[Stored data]
========
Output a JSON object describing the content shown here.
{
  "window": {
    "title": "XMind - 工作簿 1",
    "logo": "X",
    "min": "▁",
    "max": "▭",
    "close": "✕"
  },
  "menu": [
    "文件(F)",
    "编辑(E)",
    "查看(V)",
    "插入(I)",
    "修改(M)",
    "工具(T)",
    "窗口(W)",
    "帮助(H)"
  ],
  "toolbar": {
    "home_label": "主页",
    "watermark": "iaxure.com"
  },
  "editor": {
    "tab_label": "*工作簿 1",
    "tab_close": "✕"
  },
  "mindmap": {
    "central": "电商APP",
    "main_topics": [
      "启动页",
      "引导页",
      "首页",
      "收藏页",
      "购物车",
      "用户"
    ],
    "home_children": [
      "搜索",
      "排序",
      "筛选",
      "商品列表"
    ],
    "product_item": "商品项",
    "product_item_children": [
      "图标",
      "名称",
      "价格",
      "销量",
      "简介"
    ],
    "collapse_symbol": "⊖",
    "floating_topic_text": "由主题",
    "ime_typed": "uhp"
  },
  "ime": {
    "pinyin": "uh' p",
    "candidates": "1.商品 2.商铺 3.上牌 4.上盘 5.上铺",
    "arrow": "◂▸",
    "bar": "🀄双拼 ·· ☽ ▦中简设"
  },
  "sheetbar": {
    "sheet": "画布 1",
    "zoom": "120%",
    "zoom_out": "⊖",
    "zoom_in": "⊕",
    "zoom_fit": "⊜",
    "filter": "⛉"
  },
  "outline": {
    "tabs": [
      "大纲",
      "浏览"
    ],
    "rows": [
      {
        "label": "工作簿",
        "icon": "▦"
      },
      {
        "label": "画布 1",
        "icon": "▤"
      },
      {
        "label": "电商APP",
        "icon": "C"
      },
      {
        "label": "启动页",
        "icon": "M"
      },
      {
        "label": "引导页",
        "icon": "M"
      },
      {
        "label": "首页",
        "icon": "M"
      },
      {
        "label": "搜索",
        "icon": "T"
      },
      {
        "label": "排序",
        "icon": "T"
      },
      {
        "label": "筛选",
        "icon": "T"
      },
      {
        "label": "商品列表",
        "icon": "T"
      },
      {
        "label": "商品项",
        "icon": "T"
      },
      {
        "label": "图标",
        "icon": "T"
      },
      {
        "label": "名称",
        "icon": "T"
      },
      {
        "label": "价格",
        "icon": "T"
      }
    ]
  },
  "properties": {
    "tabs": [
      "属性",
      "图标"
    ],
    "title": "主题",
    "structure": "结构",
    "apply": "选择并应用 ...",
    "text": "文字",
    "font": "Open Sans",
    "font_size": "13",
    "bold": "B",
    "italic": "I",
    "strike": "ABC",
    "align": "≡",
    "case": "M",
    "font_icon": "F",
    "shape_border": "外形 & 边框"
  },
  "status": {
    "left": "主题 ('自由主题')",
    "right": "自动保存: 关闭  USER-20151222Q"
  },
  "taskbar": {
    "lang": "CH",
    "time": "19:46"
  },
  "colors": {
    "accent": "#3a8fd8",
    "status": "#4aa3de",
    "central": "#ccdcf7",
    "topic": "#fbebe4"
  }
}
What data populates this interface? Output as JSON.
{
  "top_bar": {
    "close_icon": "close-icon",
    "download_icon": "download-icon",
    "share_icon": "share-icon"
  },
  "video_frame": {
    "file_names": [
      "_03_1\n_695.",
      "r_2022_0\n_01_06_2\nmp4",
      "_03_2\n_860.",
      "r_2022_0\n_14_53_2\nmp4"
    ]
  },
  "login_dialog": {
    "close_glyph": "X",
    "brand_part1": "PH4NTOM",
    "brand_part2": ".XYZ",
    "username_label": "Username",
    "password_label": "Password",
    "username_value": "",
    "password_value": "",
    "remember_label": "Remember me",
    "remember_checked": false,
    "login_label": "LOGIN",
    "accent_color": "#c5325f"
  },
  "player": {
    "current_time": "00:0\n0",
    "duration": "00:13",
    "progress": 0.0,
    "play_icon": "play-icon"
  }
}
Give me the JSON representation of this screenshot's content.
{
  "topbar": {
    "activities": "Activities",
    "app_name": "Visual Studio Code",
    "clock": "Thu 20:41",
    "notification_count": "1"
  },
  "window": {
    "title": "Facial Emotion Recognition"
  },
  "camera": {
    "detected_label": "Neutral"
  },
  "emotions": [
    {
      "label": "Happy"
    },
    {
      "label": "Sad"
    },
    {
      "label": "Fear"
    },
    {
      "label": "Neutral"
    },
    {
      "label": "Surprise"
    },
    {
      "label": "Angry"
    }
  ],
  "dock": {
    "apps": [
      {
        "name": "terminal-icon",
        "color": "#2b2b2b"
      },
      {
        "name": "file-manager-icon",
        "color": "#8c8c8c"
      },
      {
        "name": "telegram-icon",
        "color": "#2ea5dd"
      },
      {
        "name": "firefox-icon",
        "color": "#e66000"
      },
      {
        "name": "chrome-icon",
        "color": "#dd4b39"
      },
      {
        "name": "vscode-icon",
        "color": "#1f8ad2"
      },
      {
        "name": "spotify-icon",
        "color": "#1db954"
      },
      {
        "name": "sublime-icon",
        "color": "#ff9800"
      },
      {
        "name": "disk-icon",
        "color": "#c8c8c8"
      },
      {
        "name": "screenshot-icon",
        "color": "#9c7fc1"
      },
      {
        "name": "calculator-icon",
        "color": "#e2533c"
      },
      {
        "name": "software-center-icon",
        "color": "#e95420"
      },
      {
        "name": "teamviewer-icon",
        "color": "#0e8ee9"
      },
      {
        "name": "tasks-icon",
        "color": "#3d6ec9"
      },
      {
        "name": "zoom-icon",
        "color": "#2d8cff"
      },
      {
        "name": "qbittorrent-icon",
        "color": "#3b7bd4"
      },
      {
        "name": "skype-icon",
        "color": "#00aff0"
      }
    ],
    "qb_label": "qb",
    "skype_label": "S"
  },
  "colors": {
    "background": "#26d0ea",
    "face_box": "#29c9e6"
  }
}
========
**Directive:** The records above must be output exactly, in full.

**Answer to this problem:**
Output a JSON object describing the content shown here.
{
  "window": {
    "title": "XMind - 工作簿 1",
    "logo": "X",
    "min": "▁",
    "max": "▭",
    "close": "✕"
  },
  "menu": [
    "文件(F)",
    "编辑(E)",
    "查看(V)",
    "插入(I)",
    "修改(M)",
    "工具(T)",
    "窗口(W)",
    "帮助(H)"
  ],
  "toolbar": {
    "home_label": "主页",
    "watermark": "iaxure.com"
  },
  "editor": {
    "tab_label": "*工作簿 1",
    "tab_close": "✕"
  },
  "mindmap": {
    "central": "电商APP",
    "main_topics": [
      "启动页",
      "引导页",
      "首页",
      "收藏页",
      "购物车",
      "用户"
    ],
    "home_children": [
      "搜索",
      "排序",
      "筛选",
      "商品列表"
    ],
    "product_item": "商品项",
    "product_item_children": [
      "图标",
      "名称",
      "价格",
      "销量",
      "简介"
    ],
    "collapse_symbol": "⊖",
    "floating_topic_text": "由主题",
    "ime_typed": "uhp"
  },
  "ime": {
    "pinyin": "uh' p",
    "candidates": "1.商品 2.商铺 3.上牌 4.上盘 5.上铺",
    "arrow": "◂▸",
    "bar": "🀄双拼 ·· ☽ ▦中简设"
  },
  "sheetbar": {
    "sheet": "画布 1",
    "zoom": "120%",
    "zoom_out": "⊖",
    "zoom_in": "⊕",
    "zoom_fit": "⊜",
    "filter": "⛉"
  },
  "outline": {
    "tabs": [
      "大纲",
      "浏览"
    ],
    "rows": [
      {
        "label": "工作簿",
        "icon": "▦"
      },
      {
        "label": "画布 1",
        "icon": "▤"
      },
      {
        "label": "电商APP",
        "icon": "C"
      },
      {
        "label": "启动页",
        "icon": "M"
      },
      {
        "label": "引导页",
        "icon": "M"
      },
      {
        "label": "首页",
        "icon": "M"
      },
      {
        "label": "搜索",
        "icon": "T"
      },
      {
        "label": "排序",
        "icon": "T"
      },
      {
        "label": "筛选",
        "icon": "T"
      },
      {
        "label": "商品列表",
        "icon": "T"
      },
      {
        "label": "商品项",
        "icon": "T"
      },
      {
        "label": "图标",
        "icon": "T"
      },
      {
        "label": "名称",
        "icon": "T"
      },
      {
        "label": "价格",
        "icon": "T"
      }
    ]
  },
  "properties": {
    "tabs": [
      "属性",
      "图标"
    ],
    "title": "主题",
    "structure": "结构",
    "apply": "选择并应用 ...",
    "text": "文字",
    "font": "Open Sans",
    "font_size": "13",
    "bold": "B",
    "italic": "I",
    "strike": "ABC",
    "align": "≡",
    "case": "M",
    "font_icon": "F",
    "shape_border": "外形 & 边框"
  },
  "status": {
    "left": "主题 ('自由主题')",
    "right": "自动保存: 关闭  USER-20151222Q"
  },
  "taskbar": {
    "lang": "CH",
    "time": "19:46"
  },
  "colors": {
    "accent": "#3a8fd8",
    "status": "#4aa3de",
    "central": "#ccdcf7",
    "topic": "#fbebe4"
  }
}
What data populates this interface? Output as JSON.
{
  "top_bar": {
    "close_icon": "close-icon",
    "download_icon": "download-icon",
    "share_icon": "share-icon"
  },
  "video_frame": {
    "file_names": [
      "_03_1\n_695.",
      "r_2022_0\n_01_06_2\nmp4",
      "_03_2\n_860.",
      "r_2022_0\n_14_53_2\nmp4"
    ]
  },
  "login_dialog": {
    "close_glyph": "X",
    "brand_part1": "PH4NTOM",
    "brand_part2": ".XYZ",
    "username_label": "Username",
    "password_label": "Password",
    "username_value": "",
    "password_value": "",
    "remember_label": "Remember me",
    "remember_checked": false,
    "login_label": "LOGIN",
    "accent_color": "#c5325f"
  },
  "player": {
    "current_time": "00:0\n0",
    "duration": "00:13",
    "progress": 0.0,
    "play_icon": "play-icon"
  }
}
Give me the JSON representation of this screenshot's content.
{
  "topbar": {
    "activities": "Activities",
    "app_name": "Visual Studio Code",
    "clock": "Thu 20:41",
    "notification_count": "1"
  },
  "window": {
    "title": "Facial Emotion Recognition"
  },
  "camera": {
    "detected_label": "Neutral"
  },
  "emotions": [
    {
      "label": "Happy"
    },
    {
      "label": "Sad"
    },
    {
      "label": "Fear"
    },
    {
      "label": "Neutral"
    },
    {
      "label": "Surprise"
    },
    {
      "label": "Angry"
    }
  ],
  "dock": {
    "apps": [
      {
        "name": "terminal-icon",
        "color": "#2b2b2b"
      },
      {
        "name": "file-manager-icon",
        "color": "#8c8c8c"
      },
      {
        "name": "telegram-icon",
        "color": "#2ea5dd"
      },
      {
        "name": "firefox-icon",
        "color": "#e66000"
      },
      {
        "name": "chrome-icon",
        "color": "#dd4b39"
      },
      {
        "name": "vscode-icon",
        "color": "#1f8ad2"
      },
      {
        "name": "spotify-icon",
        "color": "#1db954"
      },
      {
        "name": "sublime-icon",
        "color": "#ff9800"
      },
      {
        "name": "disk-icon",
        "color": "#c8c8c8"
      },
      {
        "name": "screenshot-icon",
        "color": "#9c7fc1"
      },
      {
        "name": "calculator-icon",
        "color": "#e2533c"
      },
      {
        "name": "software-center-icon",
        "color": "#e95420"
      },
      {
        "name": "teamviewer-icon",
        "color": "#0e8ee9"
      },
      {
        "name": "tasks-icon",
        "color": "#3d6ec9"
      },
      {
        "name": "zoom-icon",
        "color": "#2d8cff"
      },
      {
        "name": "qbittorrent-icon",
        "color": "#3b7bd4"
      },
      {
        "name": "skype-icon",
        "color": "#00aff0"
      }
    ],
    "qb_label": "qb",
    "skype_label": "S"
  },
  "colors": {
    "background": "#26d0ea",
    "face_box": "#29c9e6"
  }
}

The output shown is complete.